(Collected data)
━━━
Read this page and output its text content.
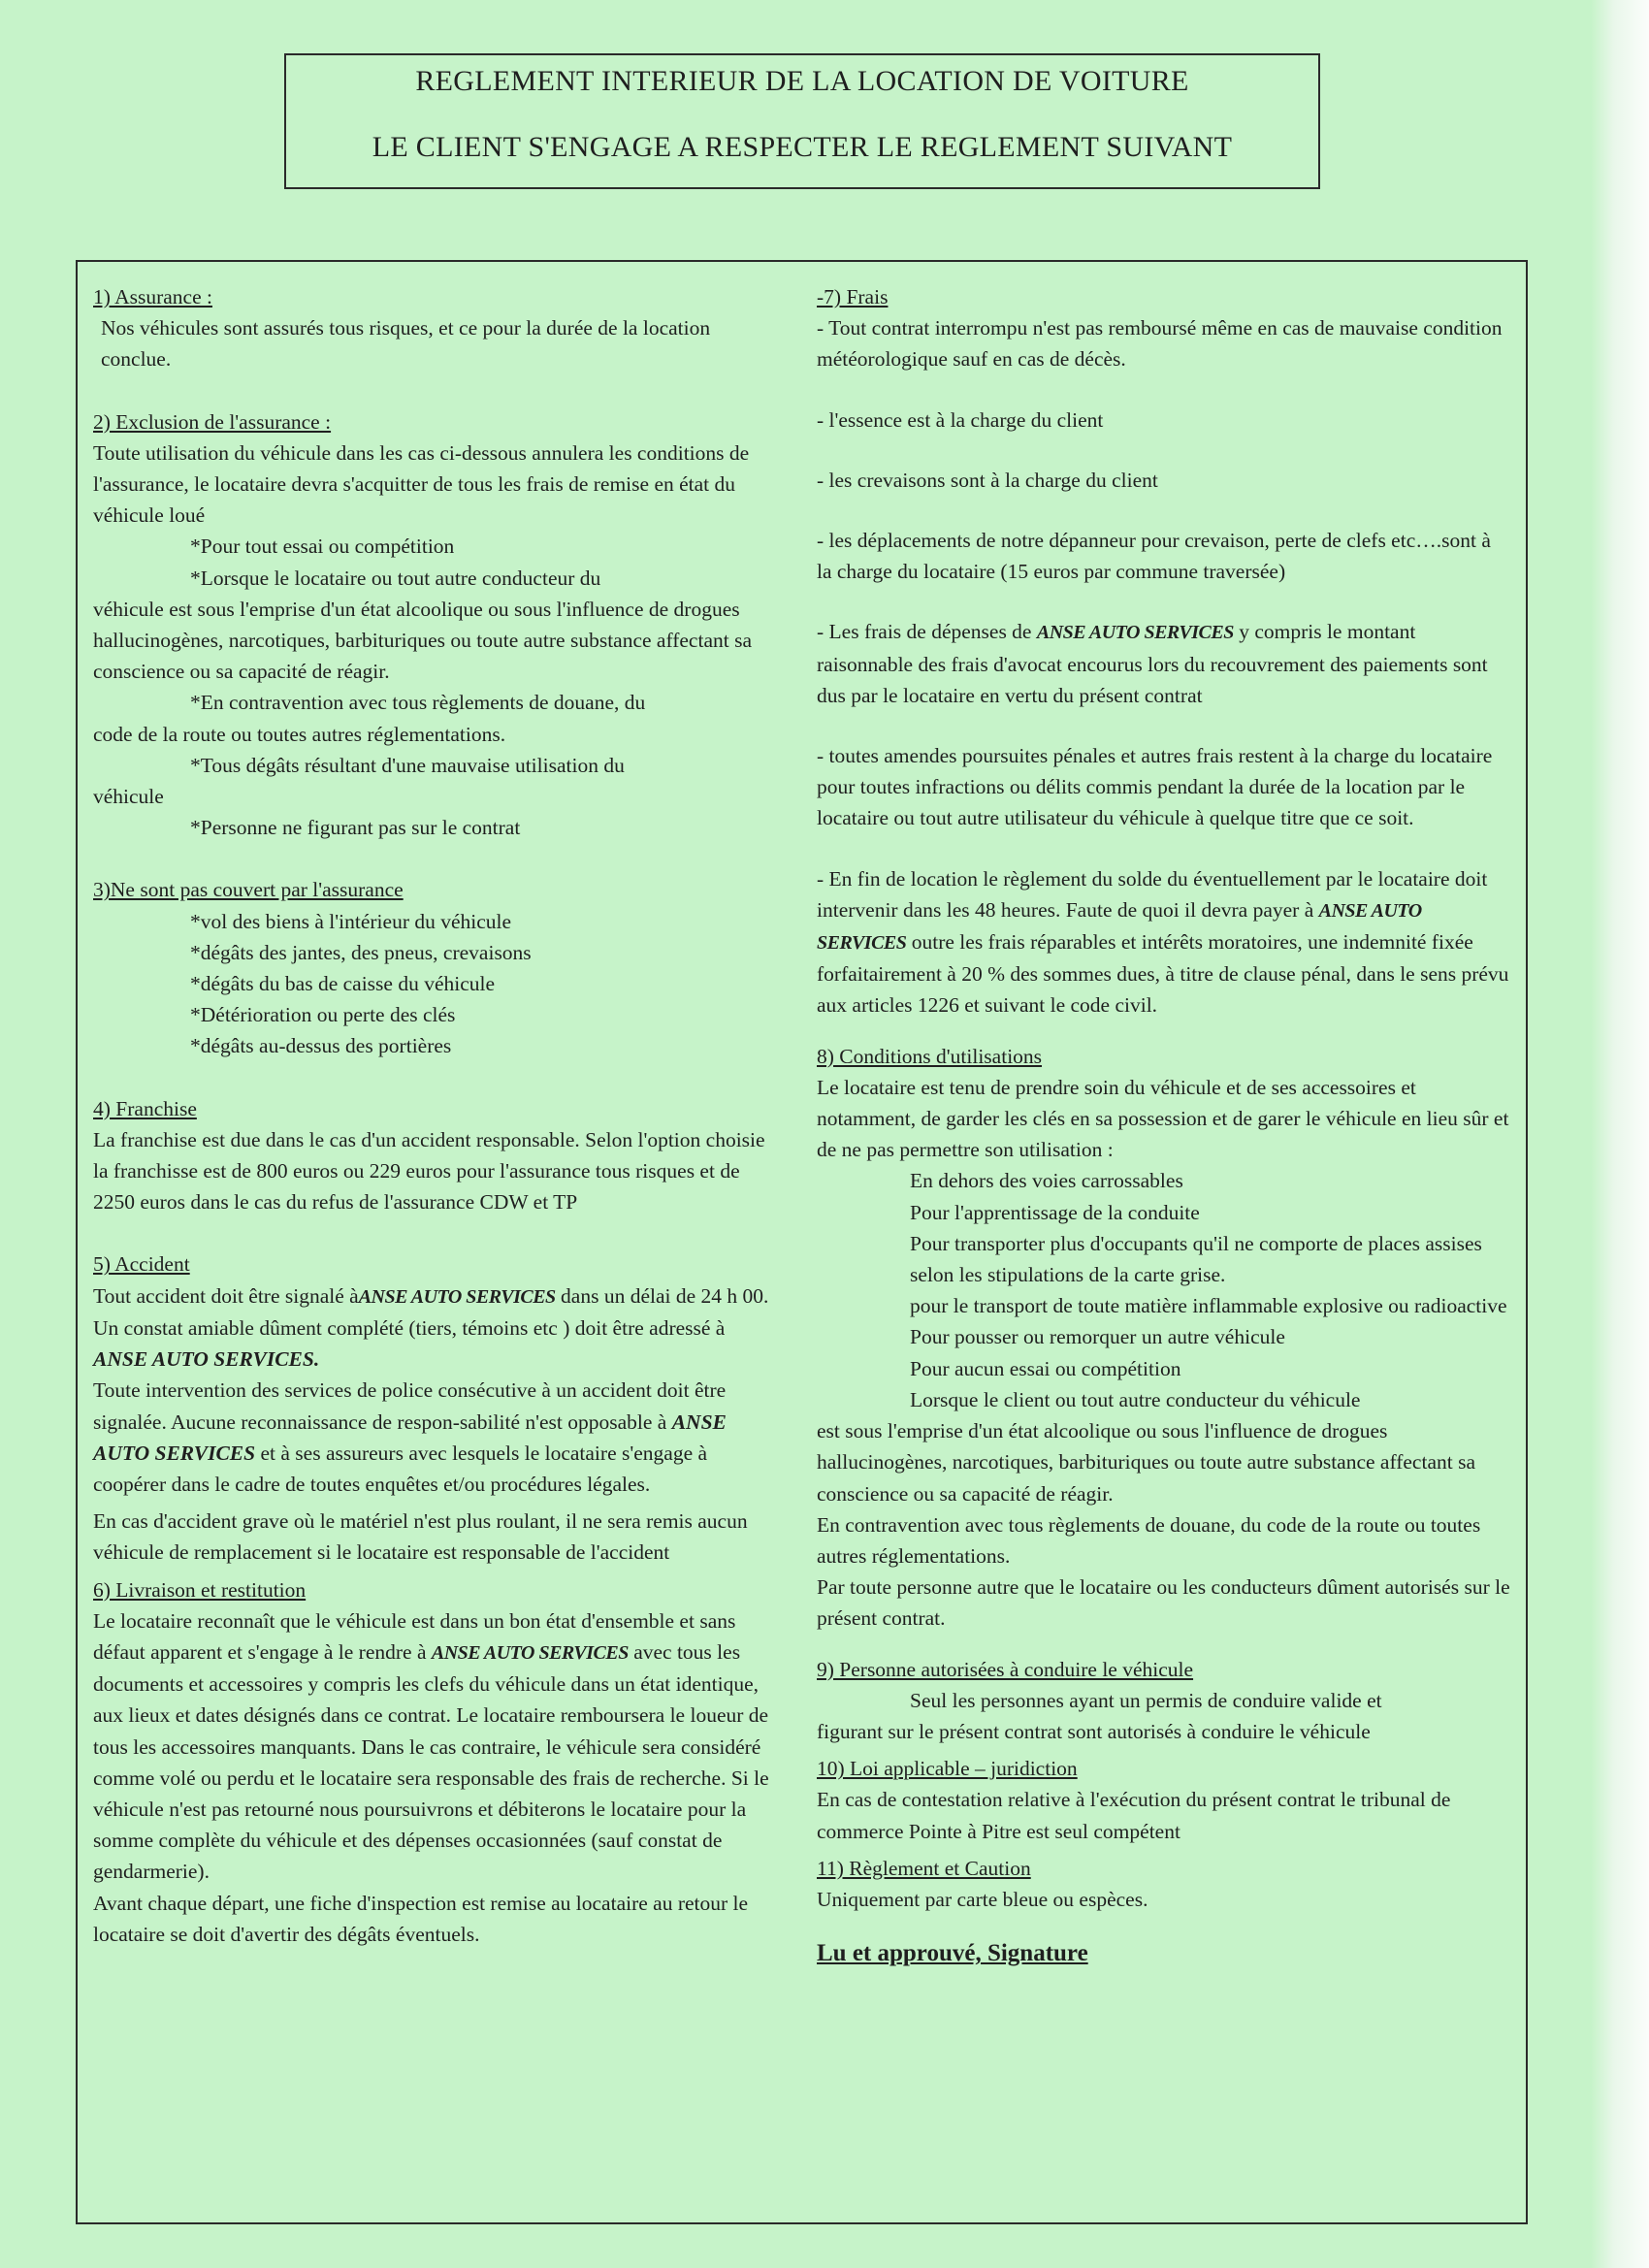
REGLEMENT INTERIEUR DE LA LOCATION DE VOITURE
LE CLIENT S'ENGAGE A RESPECTER LE REGLEMENT SUIVANT
1) Assurance :

Nos véhicules sont assurés tous risques, et ce pour la durée de la location conclue.

2) Exclusion de l'assurance :

Toute utilisation du véhicule dans les cas ci-dessous annulera les conditions de l'assurance, le locataire devra s'acquitter de tous les frais de remise en état du véhicule loué

*Pour tout essai ou compétition

*Lorsque le locataire ou tout autre conducteur du

véhicule est sous l'emprise d'un état alcoolique ou sous l'influence de drogues hallucinogènes, narcotiques, barbituriques ou toute autre substance affectant sa conscience ou sa capacité de réagir.

*En contravention avec tous règlements de douane, du

code de la route ou toutes autres réglementations.

*Tous dégâts résultant d'une mauvaise utilisation du

véhicule

*Personne ne figurant pas sur le contrat

3)Ne sont pas couvert par l'assurance

*vol des biens à l'intérieur du véhicule

*dégâts des jantes, des pneus, crevaisons

*dégâts du bas de caisse du véhicule

*Détérioration ou perte des clés

*dégâts au-dessus des portières

4) Franchise

La franchise est due dans le cas d'un accident responsable. Selon l'option choisie la franchisse est de 800 euros ou 229 euros pour l'assurance tous risques et de 2250 euros dans le cas du refus de l'assurance CDW et TP

5) Accident

Tout accident doit être signalé àANSE AUTO SERVICES dans un délai de 24 h 00.

Un constat amiable dûment complété (tiers, témoins etc ) doit être adressé à ANSE AUTO SERVICES.

Toute intervention des services de police consécutive à un accident doit être signalée. Aucune reconnaissance de respon-sabilité n'est opposable à ANSE AUTO SERVICES et à ses assureurs avec lesquels le locataire s'engage à coopérer dans le cadre de toutes enquêtes et/ou procédures légales.

En cas d'accident grave où le matériel n'est plus roulant, il ne sera remis aucun véhicule de remplacement si le locataire est responsable de l'accident

6) Livraison et restitution

Le locataire reconnaît que le véhicule est dans un bon état d'ensemble et sans défaut apparent et s'engage à le rendre à ANSE AUTO SERVICES avec tous les documents et accessoires y compris les clefs du véhicule dans un état identique, aux lieux et dates désignés dans ce contrat. Le locataire remboursera le loueur de tous les accessoires manquants. Dans le cas contraire, le véhicule sera considéré comme volé ou perdu et le locataire sera responsable des frais de recherche. Si le véhicule n'est pas retourné nous poursuivrons et débiterons le locataire pour la somme complète du véhicule et des dépenses occasionnées (sauf constat de gendarmerie).

Avant chaque départ, une fiche d'inspection est remise au locataire au retour le locataire se doit d'avertir des dégâts éventuels.

-7) Frais

- Tout contrat interrompu n'est pas remboursé même en cas de mauvaise condition météorologique sauf en cas de décès.

- l'essence est à la charge du client

- les crevaisons sont à la charge du client

- les déplacements de notre dépanneur pour crevaison, perte de clefs etc….sont à la charge du locataire (15 euros par commune traversée)

- Les frais de dépenses de ANSE AUTO SERVICES y compris le montant raisonnable des frais d'avocat encourus lors du recouvrement des paiements sont dus par le locataire en vertu du présent contrat

- toutes amendes poursuites pénales et autres frais restent à la charge du locataire pour toutes infractions ou délits commis pendant la durée de la location par le locataire ou tout autre utilisateur du véhicule à quelque titre que ce soit.

- En fin de location le règlement du solde du éventuellement par le locataire doit intervenir dans les 48 heures. Faute de quoi il devra payer à ANSE AUTO SERVICES outre les frais réparables et intérêts moratoires, une indemnité fixée forfaitairement à 20 % des sommes dues, à titre de clause pénal, dans le sens prévu aux articles 1226 et suivant le code civil.

8) Conditions d'utilisations

Le locataire est tenu de prendre soin du véhicule et de ses accessoires et notamment, de garder les clés en sa possession et de garer le véhicule en lieu sûr et de ne pas permettre son utilisation :

En dehors des voies carrossables

Pour l'apprentissage de la conduite

Pour transporter plus d'occupants qu'il ne comporte de places assises selon les stipulations de la carte grise.

pour le transport de toute matière inflammable explosive ou radioactive

Pour pousser ou remorquer un autre véhicule

Pour aucun essai ou compétition

Lorsque le client ou tout autre conducteur du véhicule

est sous l'emprise d'un état alcoolique ou sous l'influence de drogues hallucinogènes, narcotiques, barbituriques ou toute autre substance affectant sa conscience ou sa capacité de réagir.

En contravention avec tous règlements de douane, du code de la route ou toutes autres réglementations.

Par toute personne autre que le locataire ou les conducteurs dûment autorisés sur le présent contrat.

9) Personne autorisées à conduire le véhicule

Seul les personnes ayant un permis de conduire valide et

figurant sur le présent contrat sont autorisés à conduire le véhicule

10) Loi applicable – juridiction

En cas de contestation relative à l'exécution du présent contrat le tribunal de commerce Pointe à Pitre est seul compétent

11) Règlement et Caution

Uniquement par carte bleue ou espèces.

Lu et approuvé, Signature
━━━
Objective
Leave out every picture and copy the rest of the records exactly.

Result for this exercise
Read this page and output its text content.
REGLEMENT INTERIEUR DE LA LOCATION DE VOITURE
LE CLIENT S'ENGAGE A RESPECTER LE REGLEMENT SUIVANT
1) Assurance :

Nos véhicules sont assurés tous risques, et ce pour la durée de la location conclue.

2) Exclusion de l'assurance :

Toute utilisation du véhicule dans les cas ci-dessous annulera les conditions de l'assurance, le locataire devra s'acquitter de tous les frais de remise en état du véhicule loué

*Pour tout essai ou compétition

*Lorsque le locataire ou tout autre conducteur du

véhicule est sous l'emprise d'un état alcoolique ou sous l'influence de drogues hallucinogènes, narcotiques, barbituriques ou toute autre substance affectant sa conscience ou sa capacité de réagir.

*En contravention avec tous règlements de douane, du

code de la route ou toutes autres réglementations.

*Tous dégâts résultant d'une mauvaise utilisation du

véhicule

*Personne ne figurant pas sur le contrat

3)Ne sont pas couvert par l'assurance

*vol des biens à l'intérieur du véhicule

*dégâts des jantes, des pneus, crevaisons

*dégâts du bas de caisse du véhicule

*Détérioration ou perte des clés

*dégâts au-dessus des portières

4) Franchise

La franchise est due dans le cas d'un accident responsable. Selon l'option choisie la franchisse est de 800 euros ou 229 euros pour l'assurance tous risques et de 2250 euros dans le cas du refus de l'assurance CDW et TP

5) Accident

Tout accident doit être signalé àANSE AUTO SERVICES dans un délai de 24 h 00.

Un constat amiable dûment complété (tiers, témoins etc ) doit être adressé à ANSE AUTO SERVICES.

Toute intervention des services de police consécutive à un accident doit être signalée. Aucune reconnaissance de respon-sabilité n'est opposable à ANSE AUTO SERVICES et à ses assureurs avec lesquels le locataire s'engage à coopérer dans le cadre de toutes enquêtes et/ou procédures légales.

En cas d'accident grave où le matériel n'est plus roulant, il ne sera remis aucun véhicule de remplacement si le locataire est responsable de l'accident

6) Livraison et restitution

Le locataire reconnaît que le véhicule est dans un bon état d'ensemble et sans défaut apparent et s'engage à le rendre à ANSE AUTO SERVICES avec tous les documents et accessoires y compris les clefs du véhicule dans un état identique, aux lieux et dates désignés dans ce contrat. Le locataire remboursera le loueur de tous les accessoires manquants. Dans le cas contraire, le véhicule sera considéré comme volé ou perdu et le locataire sera responsable des frais de recherche. Si le véhicule n'est pas retourné nous poursuivrons et débiterons le locataire pour la somme complète du véhicule et des dépenses occasionnées (sauf constat de gendarmerie).

Avant chaque départ, une fiche d'inspection est remise au locataire au retour le locataire se doit d'avertir des dégâts éventuels.

-7) Frais

- Tout contrat interrompu n'est pas remboursé même en cas de mauvaise condition météorologique sauf en cas de décès.

- l'essence est à la charge du client

- les crevaisons sont à la charge du client

- les déplacements de notre dépanneur pour crevaison, perte de clefs etc….sont à la charge du locataire (15 euros par commune traversée)

- Les frais de dépenses de ANSE AUTO SERVICES y compris le montant raisonnable des frais d'avocat encourus lors du recouvrement des paiements sont dus par le locataire en vertu du présent contrat

- toutes amendes poursuites pénales et autres frais restent à la charge du locataire pour toutes infractions ou délits commis pendant la durée de la location par le locataire ou tout autre utilisateur du véhicule à quelque titre que ce soit.

- En fin de location le règlement du solde du éventuellement par le locataire doit intervenir dans les 48 heures. Faute de quoi il devra payer à ANSE AUTO SERVICES outre les frais réparables et intérêts moratoires, une indemnité fixée forfaitairement à 20 % des sommes dues, à titre de clause pénal, dans le sens prévu aux articles 1226 et suivant le code civil.

8) Conditions d'utilisations

Le locataire est tenu de prendre soin du véhicule et de ses accessoires et notamment, de garder les clés en sa possession et de garer le véhicule en lieu sûr et de ne pas permettre son utilisation :

En dehors des voies carrossables

Pour l'apprentissage de la conduite

Pour transporter plus d'occupants qu'il ne comporte de places assises selon les stipulations de la carte grise.

pour le transport de toute matière inflammable explosive ou radioactive

Pour pousser ou remorquer un autre véhicule

Pour aucun essai ou compétition

Lorsque le client ou tout autre conducteur du véhicule

est sous l'emprise d'un état alcoolique ou sous l'influence de drogues hallucinogènes, narcotiques, barbituriques ou toute autre substance affectant sa conscience ou sa capacité de réagir.

En contravention avec tous règlements de douane, du code de la route ou toutes autres réglementations.

Par toute personne autre que le locataire ou les conducteurs dûment autorisés sur le présent contrat.

9) Personne autorisées à conduire le véhicule

Seul les personnes ayant un permis de conduire valide et

figurant sur le présent contrat sont autorisés à conduire le véhicule

10) Loi applicable – juridiction

En cas de contestation relative à l'exécution du présent contrat le tribunal de commerce Pointe à Pitre est seul compétent

11) Règlement et Caution

Uniquement par carte bleue ou espèces.

Lu et approuvé, Signature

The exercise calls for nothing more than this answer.